▸ **EXERCISE BRIEF**
Say how many lines of the material below contain the word "Accessory", with no other words.

▶

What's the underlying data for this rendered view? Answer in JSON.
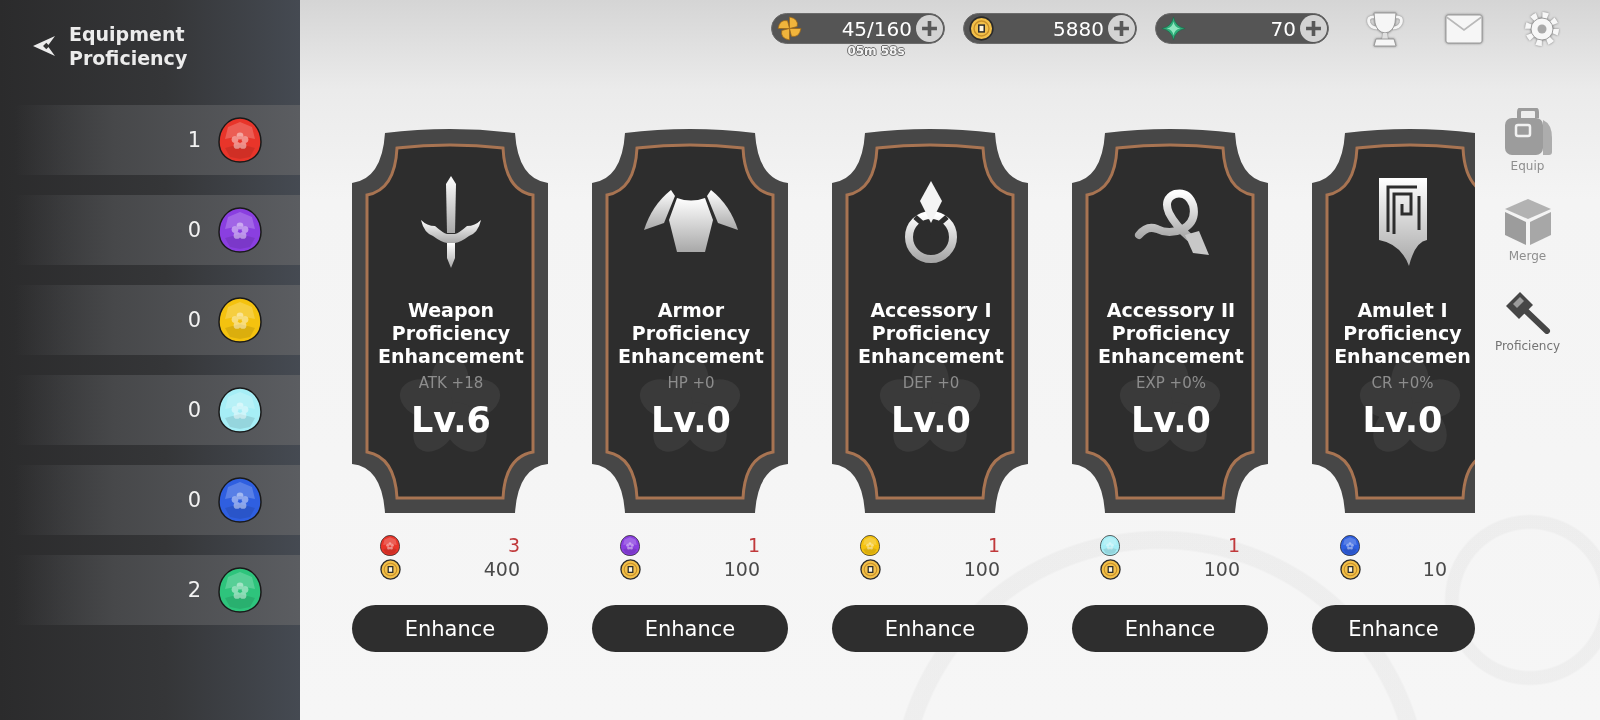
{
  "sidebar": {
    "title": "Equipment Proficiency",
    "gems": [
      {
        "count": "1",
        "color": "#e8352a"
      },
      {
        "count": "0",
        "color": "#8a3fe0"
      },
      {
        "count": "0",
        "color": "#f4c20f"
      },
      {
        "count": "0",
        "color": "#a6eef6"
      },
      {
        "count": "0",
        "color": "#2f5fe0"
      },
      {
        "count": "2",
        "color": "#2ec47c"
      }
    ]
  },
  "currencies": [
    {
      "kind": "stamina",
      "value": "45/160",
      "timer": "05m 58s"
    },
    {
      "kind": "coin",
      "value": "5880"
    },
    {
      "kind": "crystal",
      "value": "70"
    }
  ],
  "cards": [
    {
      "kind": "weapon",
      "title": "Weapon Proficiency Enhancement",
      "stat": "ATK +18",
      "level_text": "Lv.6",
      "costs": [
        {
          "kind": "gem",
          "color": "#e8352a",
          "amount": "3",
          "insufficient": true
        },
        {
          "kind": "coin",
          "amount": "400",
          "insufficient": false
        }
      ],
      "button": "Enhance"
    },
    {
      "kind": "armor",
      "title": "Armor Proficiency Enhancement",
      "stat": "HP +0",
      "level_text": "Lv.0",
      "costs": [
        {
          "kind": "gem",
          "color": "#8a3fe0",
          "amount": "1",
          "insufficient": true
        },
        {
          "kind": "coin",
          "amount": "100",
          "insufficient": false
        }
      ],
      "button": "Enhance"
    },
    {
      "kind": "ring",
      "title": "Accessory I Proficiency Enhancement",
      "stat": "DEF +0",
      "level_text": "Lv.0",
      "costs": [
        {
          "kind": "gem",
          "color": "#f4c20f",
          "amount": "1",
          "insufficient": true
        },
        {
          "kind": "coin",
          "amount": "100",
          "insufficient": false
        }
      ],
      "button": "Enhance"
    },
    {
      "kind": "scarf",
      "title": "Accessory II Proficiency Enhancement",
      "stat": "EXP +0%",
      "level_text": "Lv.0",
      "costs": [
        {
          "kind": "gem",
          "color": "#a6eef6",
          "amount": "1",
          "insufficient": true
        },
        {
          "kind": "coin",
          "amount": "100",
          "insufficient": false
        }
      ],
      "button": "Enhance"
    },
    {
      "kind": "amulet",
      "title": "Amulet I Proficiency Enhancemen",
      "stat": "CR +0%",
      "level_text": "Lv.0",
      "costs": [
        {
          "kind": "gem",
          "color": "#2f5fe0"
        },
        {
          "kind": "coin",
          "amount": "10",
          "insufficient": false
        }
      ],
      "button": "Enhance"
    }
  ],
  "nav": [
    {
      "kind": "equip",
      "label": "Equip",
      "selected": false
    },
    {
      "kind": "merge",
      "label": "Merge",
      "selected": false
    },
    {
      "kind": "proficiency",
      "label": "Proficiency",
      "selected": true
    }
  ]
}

◀
▶

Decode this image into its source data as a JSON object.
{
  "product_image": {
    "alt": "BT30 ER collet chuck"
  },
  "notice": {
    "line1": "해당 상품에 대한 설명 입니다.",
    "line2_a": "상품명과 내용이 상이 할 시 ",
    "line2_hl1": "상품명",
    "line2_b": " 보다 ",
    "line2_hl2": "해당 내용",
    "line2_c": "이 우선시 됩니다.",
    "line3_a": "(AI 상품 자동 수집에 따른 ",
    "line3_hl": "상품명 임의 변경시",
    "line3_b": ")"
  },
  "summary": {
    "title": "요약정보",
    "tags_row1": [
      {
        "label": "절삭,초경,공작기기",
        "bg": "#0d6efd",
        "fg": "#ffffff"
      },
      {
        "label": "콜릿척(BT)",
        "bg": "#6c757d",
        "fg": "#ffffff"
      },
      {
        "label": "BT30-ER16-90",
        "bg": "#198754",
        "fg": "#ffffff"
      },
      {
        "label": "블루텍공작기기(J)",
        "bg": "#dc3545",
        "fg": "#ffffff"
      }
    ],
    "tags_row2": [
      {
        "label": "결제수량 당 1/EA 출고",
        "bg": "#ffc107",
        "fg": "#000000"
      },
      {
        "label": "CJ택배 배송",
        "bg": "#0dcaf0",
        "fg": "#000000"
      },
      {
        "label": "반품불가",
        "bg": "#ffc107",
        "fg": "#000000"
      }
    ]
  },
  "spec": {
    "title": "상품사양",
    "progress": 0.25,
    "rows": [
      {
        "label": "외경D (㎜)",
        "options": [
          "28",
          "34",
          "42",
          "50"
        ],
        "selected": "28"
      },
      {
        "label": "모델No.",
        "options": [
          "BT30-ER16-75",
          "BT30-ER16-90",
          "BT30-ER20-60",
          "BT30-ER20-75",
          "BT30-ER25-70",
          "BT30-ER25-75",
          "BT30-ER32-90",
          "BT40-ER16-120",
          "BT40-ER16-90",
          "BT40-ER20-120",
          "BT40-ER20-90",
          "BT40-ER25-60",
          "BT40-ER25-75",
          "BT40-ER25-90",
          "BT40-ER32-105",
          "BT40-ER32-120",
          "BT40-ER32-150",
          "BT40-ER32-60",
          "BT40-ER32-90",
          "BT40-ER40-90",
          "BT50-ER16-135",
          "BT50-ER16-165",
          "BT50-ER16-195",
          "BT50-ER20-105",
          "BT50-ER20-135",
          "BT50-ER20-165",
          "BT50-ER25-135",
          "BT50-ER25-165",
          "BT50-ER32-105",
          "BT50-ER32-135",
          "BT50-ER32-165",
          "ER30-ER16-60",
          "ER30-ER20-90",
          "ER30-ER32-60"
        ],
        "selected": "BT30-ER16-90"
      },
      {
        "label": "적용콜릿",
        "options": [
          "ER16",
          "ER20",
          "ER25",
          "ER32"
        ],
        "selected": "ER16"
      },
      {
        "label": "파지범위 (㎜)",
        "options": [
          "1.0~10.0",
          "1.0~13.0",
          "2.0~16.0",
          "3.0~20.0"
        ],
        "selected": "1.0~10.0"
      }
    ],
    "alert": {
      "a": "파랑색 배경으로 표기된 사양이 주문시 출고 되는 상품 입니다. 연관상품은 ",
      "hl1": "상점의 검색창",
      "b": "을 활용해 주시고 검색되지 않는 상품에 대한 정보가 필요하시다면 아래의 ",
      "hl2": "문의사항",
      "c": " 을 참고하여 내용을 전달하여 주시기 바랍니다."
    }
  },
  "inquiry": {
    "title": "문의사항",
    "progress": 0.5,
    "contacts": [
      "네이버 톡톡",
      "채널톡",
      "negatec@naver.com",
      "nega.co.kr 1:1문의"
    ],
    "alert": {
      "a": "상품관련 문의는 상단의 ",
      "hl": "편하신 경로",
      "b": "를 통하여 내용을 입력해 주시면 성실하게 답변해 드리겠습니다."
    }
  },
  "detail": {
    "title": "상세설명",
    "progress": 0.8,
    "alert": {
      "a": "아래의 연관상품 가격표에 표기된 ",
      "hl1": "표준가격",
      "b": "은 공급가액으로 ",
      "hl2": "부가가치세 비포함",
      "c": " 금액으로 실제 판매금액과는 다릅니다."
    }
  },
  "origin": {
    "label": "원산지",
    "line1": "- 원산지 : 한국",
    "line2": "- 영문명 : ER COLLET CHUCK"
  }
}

◀

▸ **RESPONSE**
2